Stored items
>>>>
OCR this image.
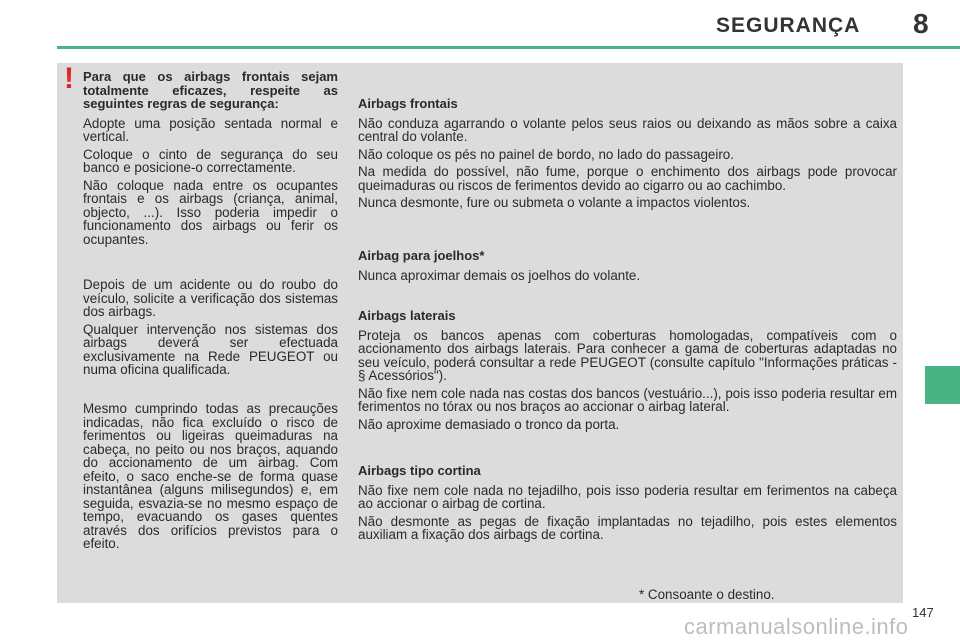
SEGURANÇA 8
! Para que os airbags frontais sejam totalmente eficazes, respeite as seguintes regras de segurança:

Adopte uma posição sentada normal e vertical.

Coloque o cinto de segurança do seu banco e posicione-o correctamente.

Não coloque nada entre os ocupantes frontais e os airbags (criança, animal, objecto, ...). Isso poderia impedir o funcionamento dos airbags ou ferir os ocupantes.

Depois de um acidente ou do roubo do veículo, solicite a verificação dos sistemas dos airbags.

Qualquer intervenção nos sistemas dos airbags deverá ser efectuada exclusivamente na Rede PEUGEOT ou numa oficina qualificada.

Mesmo cumprindo todas as precauções indicadas, não fica excluído o risco de ferimentos ou ligeiras queimaduras na cabeça, no peito ou nos braços, aquando do accionamento de um airbag. Com efeito, o saco enche-se de forma quase instantânea (alguns milisegundos) e, em seguida, esvazia-se no mesmo espaço de tempo, evacuando os gases quentes através dos orifícios previstos para o efeito.

Airbags frontais

Não conduza agarrando o volante pelos seus raios ou deixando as mãos sobre a caixa central do volante.

Não coloque os pés no painel de bordo, no lado do passageiro.

Na medida do possível, não fume, porque o enchimento dos airbags pode provocar queimaduras ou riscos de ferimentos devido ao cigarro ou ao cachimbo.

Nunca desmonte, fure ou submeta o volante a impactos violentos.

Airbag para joelhos*

Nunca aproximar demais os joelhos do volante.

Airbags laterais

Proteja os bancos apenas com coberturas homologadas, compatíveis com o accionamento dos airbags laterais. Para conhecer a gama de coberturas adaptadas no seu veículo, poderá consultar a rede PEUGEOT (consulte capítulo "Informações práticas - § Acessórios").

Não fixe nem cole nada nas costas dos bancos (vestuário...), pois isso poderia resultar em ferimentos no tórax ou nos braços ao accionar o airbag lateral.

Não aproxime demasiado o tronco da porta.

Airbags tipo cortina

Não fixe nem cole nada no tejadilho, pois isso poderia resultar em ferimentos na cabeça ao accionar o airbag de cortina.

Não desmonte as pegas de fixação implantadas no tejadilho, pois estes elementos auxiliam a fixação dos airbags de cortina.

* Consoante o destino.
147
carmanualsonline.info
<<<<
— EXERCISE DETAILS —
Only lines with "resultar" are wanted here; list each of them.

— COMPLETED EXERCISE —
Não fixe nem cole nada nas costas dos bancos (vestuário...), pois isso poderia resultar em ferimentos no tórax ou nos braços ao accionar o airbag lateral.
Não fixe nem cole nada no tejadilho, pois isso poderia resultar em ferimentos na cabeça ao accionar o airbag de cortina.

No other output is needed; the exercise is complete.